### What you have to do
Reproduce, word for word, the portion of the model comparison text below that opens with the words "Speed can also" and closes with "German credit dataset.".

### Reading passage
-----
Model | Accuracy | Speed | Overall |
---|---|---|---|
BAYES | 0.755 | 0.1949105 | 0.1471575 |
RF | 0.745 | 0.2840448 | 0.2116133 |
GBM | 0.745 | 0.2726653 | 0.2031356 |
MARS | 0.740 | 1.0000000 | 0.7400000 |
PART | 0.735 | 0.8298587 | 0.6099461 |
BAG-CART | 0.735 | 0.2855187 | 0.2098562 |
C45 | 0.700 | 0.2731981 | 0.1912387 |
Comparing German Credit datasets’ accuracy, we observe that Naive Bayesian top the list at more than 75% accuracy while C4.5 exceeded 72.5% accuracy on the dataset.
From these observations, we should definitely include Naive Bayesian as prime models to tackle german cedit data.
Speed can also be determinant when selecting a model. Microbenchmark data allow us to compare average time used by the 7 models using a 5-run average. Normalized data is obtained by dividing all times by the minimum time recorded. Transforming time into Speed involves taking the reciprocal values.
Overall ranking is obtained here by merely forming the product of Accuracy x Speed. We observe overwhelming dependencies on Speed, with only MARS contenders for the German credit dataset.
-----
### Material
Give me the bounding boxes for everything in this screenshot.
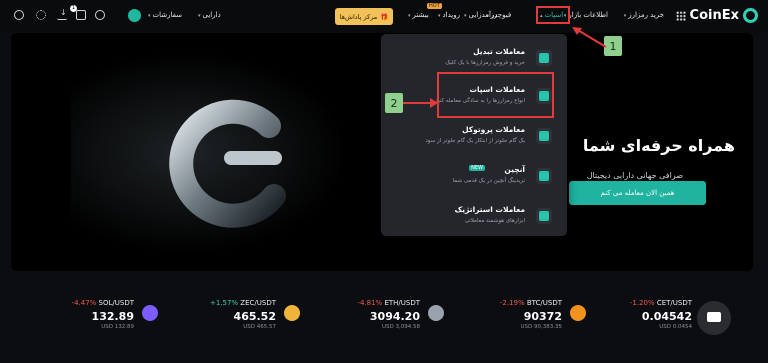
menu-item-title: معاملات تبدیل: [473, 47, 525, 56]
nav-orders[interactable]: ▾ سفارشات: [148, 11, 182, 19]
nav-buy-crypto[interactable]: ▾ خرید رمزارز: [624, 11, 664, 19]
message-icon[interactable]: [76, 10, 86, 20]
ticker-price: 0.04542: [641, 310, 692, 323]
spot-highlight-box: [536, 6, 570, 24]
eth-coin-icon: [428, 305, 444, 321]
ticker-usd: USD 465.57: [243, 324, 276, 330]
sol-coin-icon: [142, 305, 158, 321]
menu-item-protocol[interactable]: معاملات پروتوکل یک گام جلوتر از ابتکار ی…: [381, 120, 567, 154]
ticker-price: 3094.20: [369, 310, 420, 323]
strategy-icon: [536, 208, 552, 224]
chat-support-button[interactable]: [697, 301, 731, 335]
ticker-change: -1.20%: [629, 299, 655, 307]
hero-subtitle: صرافی جهانی دارایی دیجیتال: [586, 171, 683, 180]
coinex-logo-icon: [743, 8, 758, 23]
ticker-pair: CET/USDT: [656, 299, 692, 307]
menu-item-desc: یک گام جلوتر از ابتکار یک گام جلوتر از س…: [425, 138, 525, 144]
top-navbar: CoinEx ▾ خرید رمزارز ▾ اطلاعات بازار ▴ اسپا…: [0, 0, 768, 33]
nav-assets[interactable]: ▾ دارایی: [198, 11, 221, 19]
globe-icon[interactable]: [14, 10, 24, 20]
menu-item-title: آنچین: [504, 165, 525, 174]
menu-item-title: معاملات پروتوکل: [462, 125, 525, 134]
nav-earn[interactable]: ▾ درآمدزایی: [464, 11, 498, 19]
ticker-change: -4.81%: [357, 299, 383, 307]
menu-item-desc: ابزارهای هوشمند معاملاتی: [464, 218, 525, 224]
ticker-symbol: -1.20% CET/USDT: [630, 299, 692, 307]
ticker-usd: USD 90,383.35: [520, 324, 563, 330]
search-icon[interactable]: [95, 10, 105, 20]
brand-name: CoinEx: [689, 8, 739, 23]
ticker-symbol: -4.47% SOL/USDT: [72, 299, 134, 307]
ticker-eth[interactable]: -4.81% ETH/USDT 3094.20 USD 3,094.58: [352, 297, 444, 337]
coinex-logo[interactable]: CoinEx: [690, 8, 758, 23]
ticker-sol[interactable]: -4.47% SOL/USDT 132.89 USD 132.89: [70, 297, 158, 337]
user-avatar[interactable]: [128, 9, 141, 22]
spot-trading-highlight-box: [437, 72, 554, 118]
spot-dropdown-menu: معاملات تبدیل خرید و فروش رمزارزها با یک…: [381, 34, 567, 236]
gift-icon: 🎁: [380, 12, 389, 21]
ticker-change: -4.47%: [71, 299, 97, 307]
ticker-zec[interactable]: +1.57% ZEC/USDT 465.52 USD 465.57: [210, 297, 300, 337]
btc-coin-icon: [570, 305, 586, 321]
step-2-arrow-icon: [403, 98, 438, 108]
ticker-pair: ZEC/USDT: [240, 299, 276, 307]
hot-badge: HOT: [427, 3, 442, 9]
ticker-pair: BTC/USDT: [526, 299, 562, 307]
ticker-usd: USD 0.0454: [659, 324, 692, 330]
menu-item-title: معاملات استراتژیک: [454, 205, 525, 214]
ticker-price: 90372: [523, 310, 562, 323]
menu-item-desc: تریدینگ آنچین در یک قدمی شما: [452, 178, 525, 184]
ticker-change: -2.19%: [499, 299, 525, 307]
theme-sun-icon[interactable]: [36, 10, 46, 20]
hero-title: همراه حرفه‌ای شما: [582, 136, 735, 155]
ticker-change: +1.57%: [209, 299, 239, 307]
menu-item-strategy[interactable]: معاملات استراتژیک ابزارهای هوشمند معاملا…: [381, 200, 567, 234]
ticker-symbol: -2.19% BTC/USDT: [500, 299, 562, 307]
start-trading-button[interactable]: همین الان معامله می کنم: [569, 181, 706, 205]
reward-center-button[interactable]: مرکز پاداش‌ها 🎁: [335, 8, 393, 25]
coinex-3d-logo-icon: [169, 99, 286, 228]
ticker-symbol: +1.57% ZEC/USDT: [210, 299, 276, 307]
menu-item-onchain[interactable]: آنچین NEW تریدینگ آنچین در یک قدمی شما: [381, 160, 567, 194]
reward-label: مرکز پاداش‌ها: [339, 12, 378, 21]
onchain-icon: [536, 168, 552, 184]
menu-item-convert[interactable]: معاملات تبدیل خرید و فروش رمزارزها با یک…: [381, 42, 567, 76]
ticker-symbol: -4.81% ETH/USDT: [357, 299, 420, 307]
ticker-btc[interactable]: -2.19% BTC/USDT 90372 USD 90,383.35: [498, 297, 586, 337]
menu-item-desc: خرید و فروش رمزارزها با یک کلیک: [445, 60, 525, 66]
ticker-usd: USD 3,094.58: [382, 324, 420, 330]
ticker-pair: ETH/USDT: [384, 299, 420, 307]
step-2-marker: 2: [385, 93, 403, 113]
ticker-usd: USD 132.89: [101, 324, 134, 330]
protocol-icon: [536, 128, 552, 144]
nav-more[interactable]: ▾ بیشتر: [408, 11, 429, 19]
nav-market-info[interactable]: ▾ اطلاعات بازار: [564, 11, 608, 19]
zec-coin-icon: [284, 305, 300, 321]
new-badge: NEW: [469, 165, 485, 171]
nav-events[interactable]: ▾ رویداد: [438, 11, 460, 19]
ticker-price: 465.52: [233, 310, 276, 323]
ticker-price: 132.89: [91, 310, 134, 323]
step-1-arrow-icon: [572, 27, 607, 48]
notification-badge: 1: [70, 5, 77, 12]
ticker-pair: SOL/USDT: [98, 299, 134, 307]
apps-grid-icon[interactable]: [676, 11, 686, 21]
download-icon[interactable]: ↓: [57, 8, 67, 20]
convert-icon: [536, 50, 552, 66]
-----
### Solution to this exercise
Speed can also be determinant when selecting a model. Microbenchmark data allow us to compare average time used by the 7 models using a 5-run average. Normalized data is obtained by dividing all times by the minimum time recorded. Transforming time into Speed involves taking the reciprocal values.
Overall ranking is obtained here by merely forming the product of Accuracy x Speed. We observe overwhelming dependencies on Speed, with only MARS contenders for the German credit dataset.